- [CHALLENGE]
Locate the string "drone" throughout the material and copy every line in which it occurs.

Entries taken from a collection
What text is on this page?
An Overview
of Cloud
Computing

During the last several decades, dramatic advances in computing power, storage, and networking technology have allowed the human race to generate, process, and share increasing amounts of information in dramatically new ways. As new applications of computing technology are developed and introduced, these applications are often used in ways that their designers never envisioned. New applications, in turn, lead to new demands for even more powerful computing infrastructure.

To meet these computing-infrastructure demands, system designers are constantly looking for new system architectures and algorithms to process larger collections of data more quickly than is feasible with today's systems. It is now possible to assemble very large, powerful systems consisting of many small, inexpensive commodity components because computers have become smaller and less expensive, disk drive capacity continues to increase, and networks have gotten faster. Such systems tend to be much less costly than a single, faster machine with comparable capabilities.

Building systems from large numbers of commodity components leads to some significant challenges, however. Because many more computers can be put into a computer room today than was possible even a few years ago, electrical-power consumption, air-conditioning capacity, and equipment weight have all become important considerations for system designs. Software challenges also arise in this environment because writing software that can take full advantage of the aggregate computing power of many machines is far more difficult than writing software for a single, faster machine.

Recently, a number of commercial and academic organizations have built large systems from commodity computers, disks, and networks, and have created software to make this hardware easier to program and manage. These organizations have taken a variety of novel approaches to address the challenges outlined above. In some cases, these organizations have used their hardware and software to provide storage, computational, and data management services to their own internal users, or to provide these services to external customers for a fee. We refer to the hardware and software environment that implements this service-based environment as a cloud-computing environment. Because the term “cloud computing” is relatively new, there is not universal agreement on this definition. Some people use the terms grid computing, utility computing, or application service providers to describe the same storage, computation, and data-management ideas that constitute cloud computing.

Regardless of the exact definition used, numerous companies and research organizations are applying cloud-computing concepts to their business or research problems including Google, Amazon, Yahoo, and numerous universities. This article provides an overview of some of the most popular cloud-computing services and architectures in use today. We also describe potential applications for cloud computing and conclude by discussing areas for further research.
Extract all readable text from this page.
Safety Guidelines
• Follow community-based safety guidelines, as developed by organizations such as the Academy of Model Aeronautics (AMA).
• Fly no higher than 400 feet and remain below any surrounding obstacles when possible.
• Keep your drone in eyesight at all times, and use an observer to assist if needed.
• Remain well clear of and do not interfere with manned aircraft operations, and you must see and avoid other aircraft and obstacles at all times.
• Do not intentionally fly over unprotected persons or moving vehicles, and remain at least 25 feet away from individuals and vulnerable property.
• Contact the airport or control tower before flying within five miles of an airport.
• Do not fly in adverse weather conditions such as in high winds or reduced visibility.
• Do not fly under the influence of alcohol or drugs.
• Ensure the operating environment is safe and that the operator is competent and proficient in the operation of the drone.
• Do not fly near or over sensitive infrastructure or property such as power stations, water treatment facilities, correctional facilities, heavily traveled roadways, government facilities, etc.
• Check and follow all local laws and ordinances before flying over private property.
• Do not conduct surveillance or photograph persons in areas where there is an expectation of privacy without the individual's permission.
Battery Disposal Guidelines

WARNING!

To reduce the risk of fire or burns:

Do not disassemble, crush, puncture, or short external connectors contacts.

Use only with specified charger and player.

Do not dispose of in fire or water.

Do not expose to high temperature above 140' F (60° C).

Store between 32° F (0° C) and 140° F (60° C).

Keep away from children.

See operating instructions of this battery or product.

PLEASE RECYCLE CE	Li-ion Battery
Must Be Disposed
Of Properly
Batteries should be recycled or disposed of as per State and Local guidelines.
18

- [OUTPUT FOR THIS TASK]
• Keep your drone in eyesight at all times, and use an observer to assist if needed.
• Ensure the operating environment is safe and that the operator is competent and proficient in the operation of the drone.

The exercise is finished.